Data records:
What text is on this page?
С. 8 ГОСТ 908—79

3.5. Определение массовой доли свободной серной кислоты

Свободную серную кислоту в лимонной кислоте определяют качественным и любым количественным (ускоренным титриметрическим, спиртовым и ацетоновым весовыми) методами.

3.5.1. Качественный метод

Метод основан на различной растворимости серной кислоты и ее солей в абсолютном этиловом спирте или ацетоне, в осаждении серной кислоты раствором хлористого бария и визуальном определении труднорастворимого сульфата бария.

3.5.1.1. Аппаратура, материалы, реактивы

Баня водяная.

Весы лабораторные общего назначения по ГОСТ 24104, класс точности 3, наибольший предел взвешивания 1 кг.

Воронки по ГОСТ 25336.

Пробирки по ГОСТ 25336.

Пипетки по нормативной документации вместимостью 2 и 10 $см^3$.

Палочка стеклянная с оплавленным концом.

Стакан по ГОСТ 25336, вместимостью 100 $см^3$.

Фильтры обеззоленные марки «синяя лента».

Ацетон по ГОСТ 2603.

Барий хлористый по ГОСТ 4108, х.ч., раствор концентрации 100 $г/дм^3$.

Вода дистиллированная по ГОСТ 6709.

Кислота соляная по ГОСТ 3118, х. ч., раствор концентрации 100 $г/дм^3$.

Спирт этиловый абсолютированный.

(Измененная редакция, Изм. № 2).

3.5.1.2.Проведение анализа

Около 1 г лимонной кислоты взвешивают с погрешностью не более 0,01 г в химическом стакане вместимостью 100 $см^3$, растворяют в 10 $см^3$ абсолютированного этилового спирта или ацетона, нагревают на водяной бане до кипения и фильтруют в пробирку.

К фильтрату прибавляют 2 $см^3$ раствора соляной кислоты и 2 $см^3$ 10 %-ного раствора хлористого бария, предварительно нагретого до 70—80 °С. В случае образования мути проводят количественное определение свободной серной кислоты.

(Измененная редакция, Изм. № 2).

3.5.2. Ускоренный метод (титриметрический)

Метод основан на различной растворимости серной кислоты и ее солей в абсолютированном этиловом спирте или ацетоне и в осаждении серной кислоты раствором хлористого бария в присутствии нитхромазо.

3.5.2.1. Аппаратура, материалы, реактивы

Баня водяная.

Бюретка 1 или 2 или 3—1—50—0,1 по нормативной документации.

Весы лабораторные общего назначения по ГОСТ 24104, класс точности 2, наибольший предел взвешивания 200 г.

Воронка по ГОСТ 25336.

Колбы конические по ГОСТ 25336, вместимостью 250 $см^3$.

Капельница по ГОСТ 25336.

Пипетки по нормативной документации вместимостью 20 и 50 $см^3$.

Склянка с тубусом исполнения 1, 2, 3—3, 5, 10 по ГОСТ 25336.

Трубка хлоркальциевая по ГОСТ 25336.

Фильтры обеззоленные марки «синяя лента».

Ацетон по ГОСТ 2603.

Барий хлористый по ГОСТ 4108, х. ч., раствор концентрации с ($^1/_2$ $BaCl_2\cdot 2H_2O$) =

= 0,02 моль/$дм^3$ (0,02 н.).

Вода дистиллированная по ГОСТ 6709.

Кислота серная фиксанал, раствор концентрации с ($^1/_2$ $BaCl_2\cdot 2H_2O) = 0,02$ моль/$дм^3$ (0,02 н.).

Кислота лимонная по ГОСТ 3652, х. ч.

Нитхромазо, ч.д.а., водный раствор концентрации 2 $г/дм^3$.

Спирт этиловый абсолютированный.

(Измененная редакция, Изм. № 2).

▸ **Description of the task**: Each line must be given again exactly as written above.

▸ **Answer in full**:
What text is on this page?
С. 8 ГОСТ 908—79

3.5. Определение массовой доли свободной серной кислоты

Свободную серную кислоту в лимонной кислоте определяют качественным и любым количественным (ускоренным титриметрическим, спиртовым и ацетоновым весовыми) методами.

3.5.1. Качественный метод

Метод основан на различной растворимости серной кислоты и ее солей в абсолютном этиловом спирте или ацетоне, в осаждении серной кислоты раствором хлористого бария и визуальном определении труднорастворимого сульфата бария.

3.5.1.1. Аппаратура, материалы, реактивы

Баня водяная.

Весы лабораторные общего назначения по ГОСТ 24104, класс точности 3, наибольший предел взвешивания 1 кг.

Воронки по ГОСТ 25336.

Пробирки по ГОСТ 25336.

Пипетки по нормативной документации вместимостью 2 и 10 $см^3$.

Палочка стеклянная с оплавленным концом.

Стакан по ГОСТ 25336, вместимостью 100 $см^3$.

Фильтры обеззоленные марки «синяя лента».

Ацетон по ГОСТ 2603.

Барий хлористый по ГОСТ 4108, х.ч., раствор концентрации 100 $г/дм^3$.

Вода дистиллированная по ГОСТ 6709.

Кислота соляная по ГОСТ 3118, х. ч., раствор концентрации 100 $г/дм^3$.

Спирт этиловый абсолютированный.

(Измененная редакция, Изм. № 2).

3.5.1.2.Проведение анализа

Около 1 г лимонной кислоты взвешивают с погрешностью не более 0,01 г в химическом стакане вместимостью 100 $см^3$, растворяют в 10 $см^3$ абсолютированного этилового спирта или ацетона, нагревают на водяной бане до кипения и фильтруют в пробирку.

К фильтрату прибавляют 2 $см^3$ раствора соляной кислоты и 2 $см^3$ 10 %-ного раствора хлористого бария, предварительно нагретого до 70—80 °С. В случае образования мути проводят количественное определение свободной серной кислоты.

(Измененная редакция, Изм. № 2).

3.5.2. Ускоренный метод (титриметрический)

Метод основан на различной растворимости серной кислоты и ее солей в абсолютированном этиловом спирте или ацетоне и в осаждении серной кислоты раствором хлористого бария в присутствии нитхромазо.

3.5.2.1. Аппаратура, материалы, реактивы

Баня водяная.

Бюретка 1 или 2 или 3—1—50—0,1 по нормативной документации.

Весы лабораторные общего назначения по ГОСТ 24104, класс точности 2, наибольший предел взвешивания 200 г.

Воронка по ГОСТ 25336.

Колбы конические по ГОСТ 25336, вместимостью 250 $см^3$.

Капельница по ГОСТ 25336.

Пипетки по нормативной документации вместимостью 20 и 50 $см^3$.

Склянка с тубусом исполнения 1, 2, 3—3, 5, 10 по ГОСТ 25336.

Трубка хлоркальциевая по ГОСТ 25336.

Фильтры обеззоленные марки «синяя лента».

Ацетон по ГОСТ 2603.

Барий хлористый по ГОСТ 4108, х. ч., раствор концентрации с ($^1/_2$ $BaCl_2\cdot 2H_2O$) =

= 0,02 моль/$дм^3$ (0,02 н.).

Вода дистиллированная по ГОСТ 6709.

Кислота серная фиксанал, раствор концентрации с ($^1/_2$ $BaCl_2\cdot 2H_2O) = 0,02$ моль/$дм^3$ (0,02 н.).

Кислота лимонная по ГОСТ 3652, х. ч.

Нитхромазо, ч.д.а., водный раствор концентрации 2 $г/дм^3$.

Спирт этиловый абсолютированный.

(Измененная редакция, Изм. № 2).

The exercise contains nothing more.